» **EXERCISE PROMPT**: Show each line that has the string "change" in it.

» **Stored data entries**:

········

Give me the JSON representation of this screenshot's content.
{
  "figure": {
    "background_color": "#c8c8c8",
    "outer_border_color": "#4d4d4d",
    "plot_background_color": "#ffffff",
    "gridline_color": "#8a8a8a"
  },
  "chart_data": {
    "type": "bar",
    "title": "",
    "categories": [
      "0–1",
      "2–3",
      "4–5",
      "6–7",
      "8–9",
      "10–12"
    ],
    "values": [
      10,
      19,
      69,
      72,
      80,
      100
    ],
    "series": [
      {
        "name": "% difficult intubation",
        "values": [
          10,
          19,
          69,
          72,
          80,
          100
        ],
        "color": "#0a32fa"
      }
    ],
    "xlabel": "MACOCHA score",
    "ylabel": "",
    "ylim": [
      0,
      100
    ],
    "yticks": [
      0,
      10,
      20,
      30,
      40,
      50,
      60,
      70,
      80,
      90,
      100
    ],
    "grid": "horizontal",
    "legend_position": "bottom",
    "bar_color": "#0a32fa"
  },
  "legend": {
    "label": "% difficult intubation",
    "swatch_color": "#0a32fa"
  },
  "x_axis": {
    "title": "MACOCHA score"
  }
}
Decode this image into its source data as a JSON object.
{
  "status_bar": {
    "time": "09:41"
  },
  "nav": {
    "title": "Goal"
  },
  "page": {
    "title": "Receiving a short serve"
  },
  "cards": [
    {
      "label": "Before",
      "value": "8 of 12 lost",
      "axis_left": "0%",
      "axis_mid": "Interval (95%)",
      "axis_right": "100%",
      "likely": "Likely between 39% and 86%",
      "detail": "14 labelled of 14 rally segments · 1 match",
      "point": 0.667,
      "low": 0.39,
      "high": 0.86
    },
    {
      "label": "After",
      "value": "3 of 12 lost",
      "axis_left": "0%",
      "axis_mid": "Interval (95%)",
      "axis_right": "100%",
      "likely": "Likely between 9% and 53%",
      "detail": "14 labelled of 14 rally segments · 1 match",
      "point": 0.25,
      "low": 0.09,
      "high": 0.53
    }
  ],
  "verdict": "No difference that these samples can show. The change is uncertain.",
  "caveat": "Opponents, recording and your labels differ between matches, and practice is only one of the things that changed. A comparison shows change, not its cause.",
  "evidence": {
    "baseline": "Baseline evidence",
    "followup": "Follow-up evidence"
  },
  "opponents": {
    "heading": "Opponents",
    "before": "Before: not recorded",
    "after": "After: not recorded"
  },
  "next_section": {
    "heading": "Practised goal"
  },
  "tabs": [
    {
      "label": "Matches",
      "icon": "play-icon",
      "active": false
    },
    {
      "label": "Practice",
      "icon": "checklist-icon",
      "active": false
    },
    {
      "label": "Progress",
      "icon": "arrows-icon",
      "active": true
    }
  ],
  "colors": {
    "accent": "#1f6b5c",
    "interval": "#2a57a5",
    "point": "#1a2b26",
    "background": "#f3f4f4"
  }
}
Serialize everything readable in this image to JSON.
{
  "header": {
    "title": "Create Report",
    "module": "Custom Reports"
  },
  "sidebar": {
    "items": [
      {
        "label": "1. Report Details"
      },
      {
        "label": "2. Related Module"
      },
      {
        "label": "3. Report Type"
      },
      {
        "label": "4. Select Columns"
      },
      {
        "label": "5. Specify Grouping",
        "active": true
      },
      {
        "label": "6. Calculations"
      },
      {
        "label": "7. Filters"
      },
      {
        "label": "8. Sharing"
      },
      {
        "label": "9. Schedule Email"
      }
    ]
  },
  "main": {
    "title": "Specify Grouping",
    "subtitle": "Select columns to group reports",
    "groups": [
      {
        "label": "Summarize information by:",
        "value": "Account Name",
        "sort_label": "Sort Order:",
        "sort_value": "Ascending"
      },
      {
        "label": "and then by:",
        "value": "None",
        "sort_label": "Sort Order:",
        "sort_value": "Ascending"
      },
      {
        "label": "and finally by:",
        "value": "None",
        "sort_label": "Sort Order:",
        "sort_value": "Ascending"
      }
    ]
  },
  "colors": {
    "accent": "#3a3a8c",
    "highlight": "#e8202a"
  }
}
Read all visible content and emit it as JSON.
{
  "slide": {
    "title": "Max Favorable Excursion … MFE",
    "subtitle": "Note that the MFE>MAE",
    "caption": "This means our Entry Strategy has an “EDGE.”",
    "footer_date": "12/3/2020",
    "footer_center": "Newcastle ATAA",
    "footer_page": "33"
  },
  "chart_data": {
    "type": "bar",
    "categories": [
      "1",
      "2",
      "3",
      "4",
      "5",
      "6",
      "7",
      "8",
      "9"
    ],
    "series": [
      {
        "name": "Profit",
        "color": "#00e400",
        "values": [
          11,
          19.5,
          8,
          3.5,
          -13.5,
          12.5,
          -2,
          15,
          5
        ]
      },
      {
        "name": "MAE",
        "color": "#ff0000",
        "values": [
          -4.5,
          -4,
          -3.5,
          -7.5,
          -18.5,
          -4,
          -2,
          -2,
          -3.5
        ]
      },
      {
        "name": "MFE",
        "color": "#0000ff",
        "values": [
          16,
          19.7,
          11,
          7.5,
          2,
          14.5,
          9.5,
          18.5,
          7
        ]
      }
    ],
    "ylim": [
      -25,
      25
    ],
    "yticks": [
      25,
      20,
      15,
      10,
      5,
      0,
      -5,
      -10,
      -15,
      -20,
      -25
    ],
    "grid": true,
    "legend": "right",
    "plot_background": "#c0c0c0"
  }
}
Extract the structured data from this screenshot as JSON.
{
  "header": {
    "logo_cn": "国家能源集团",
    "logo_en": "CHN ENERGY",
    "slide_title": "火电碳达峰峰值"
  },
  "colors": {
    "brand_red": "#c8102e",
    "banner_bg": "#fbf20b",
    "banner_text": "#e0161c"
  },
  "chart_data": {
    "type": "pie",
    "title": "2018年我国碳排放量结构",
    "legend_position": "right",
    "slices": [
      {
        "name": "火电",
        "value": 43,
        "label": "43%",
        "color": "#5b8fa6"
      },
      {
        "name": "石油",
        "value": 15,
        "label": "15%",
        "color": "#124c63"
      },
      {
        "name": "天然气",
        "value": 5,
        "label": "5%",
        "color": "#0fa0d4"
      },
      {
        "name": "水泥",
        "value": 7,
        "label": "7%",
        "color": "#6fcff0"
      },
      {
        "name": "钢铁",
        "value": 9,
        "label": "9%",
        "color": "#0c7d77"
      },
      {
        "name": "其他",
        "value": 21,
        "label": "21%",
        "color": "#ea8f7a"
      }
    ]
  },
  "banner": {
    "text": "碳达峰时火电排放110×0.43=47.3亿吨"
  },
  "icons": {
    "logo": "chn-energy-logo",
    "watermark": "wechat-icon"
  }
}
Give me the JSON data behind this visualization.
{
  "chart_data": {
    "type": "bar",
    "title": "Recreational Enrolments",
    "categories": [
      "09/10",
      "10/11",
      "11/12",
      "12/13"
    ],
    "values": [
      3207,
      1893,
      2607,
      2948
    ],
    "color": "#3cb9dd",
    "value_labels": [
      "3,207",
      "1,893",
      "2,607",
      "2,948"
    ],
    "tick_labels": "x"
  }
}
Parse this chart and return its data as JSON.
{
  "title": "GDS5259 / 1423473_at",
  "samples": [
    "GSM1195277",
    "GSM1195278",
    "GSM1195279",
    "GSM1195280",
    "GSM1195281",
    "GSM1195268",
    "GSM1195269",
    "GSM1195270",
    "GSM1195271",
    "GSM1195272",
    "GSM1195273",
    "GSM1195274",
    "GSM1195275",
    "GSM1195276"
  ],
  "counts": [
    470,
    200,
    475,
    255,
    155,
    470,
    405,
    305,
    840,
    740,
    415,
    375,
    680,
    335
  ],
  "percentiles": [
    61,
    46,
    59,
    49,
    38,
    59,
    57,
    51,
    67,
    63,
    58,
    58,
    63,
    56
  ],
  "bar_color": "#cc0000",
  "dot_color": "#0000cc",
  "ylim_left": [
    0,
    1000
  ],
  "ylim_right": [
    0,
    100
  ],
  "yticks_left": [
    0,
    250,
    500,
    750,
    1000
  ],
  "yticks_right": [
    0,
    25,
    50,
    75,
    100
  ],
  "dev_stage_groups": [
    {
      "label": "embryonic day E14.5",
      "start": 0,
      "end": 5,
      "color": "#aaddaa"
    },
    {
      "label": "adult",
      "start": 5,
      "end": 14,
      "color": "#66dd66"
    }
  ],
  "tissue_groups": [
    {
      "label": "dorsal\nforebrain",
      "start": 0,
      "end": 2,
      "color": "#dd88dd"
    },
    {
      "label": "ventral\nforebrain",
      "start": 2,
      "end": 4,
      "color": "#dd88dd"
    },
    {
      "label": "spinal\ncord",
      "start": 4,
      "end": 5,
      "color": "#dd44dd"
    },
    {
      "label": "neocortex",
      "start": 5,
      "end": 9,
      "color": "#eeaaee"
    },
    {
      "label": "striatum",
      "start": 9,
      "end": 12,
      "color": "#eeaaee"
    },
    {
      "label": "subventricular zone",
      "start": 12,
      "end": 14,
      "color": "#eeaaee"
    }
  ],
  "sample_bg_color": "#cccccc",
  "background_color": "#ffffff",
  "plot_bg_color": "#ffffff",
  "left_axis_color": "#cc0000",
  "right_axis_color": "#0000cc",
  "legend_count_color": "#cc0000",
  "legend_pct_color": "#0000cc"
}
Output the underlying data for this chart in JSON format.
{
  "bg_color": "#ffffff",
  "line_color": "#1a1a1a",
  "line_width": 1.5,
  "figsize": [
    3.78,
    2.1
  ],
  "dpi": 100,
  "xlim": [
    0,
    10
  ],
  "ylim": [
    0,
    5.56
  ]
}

········

» **SOLUTION**:
  "verdict": "No difference that these samples can show. The change is uncertain.",
  "caveat": "Opponents, recording and your labels differ between matches, and practice is only one of the things that changed. A comparison shows change, not its cause.",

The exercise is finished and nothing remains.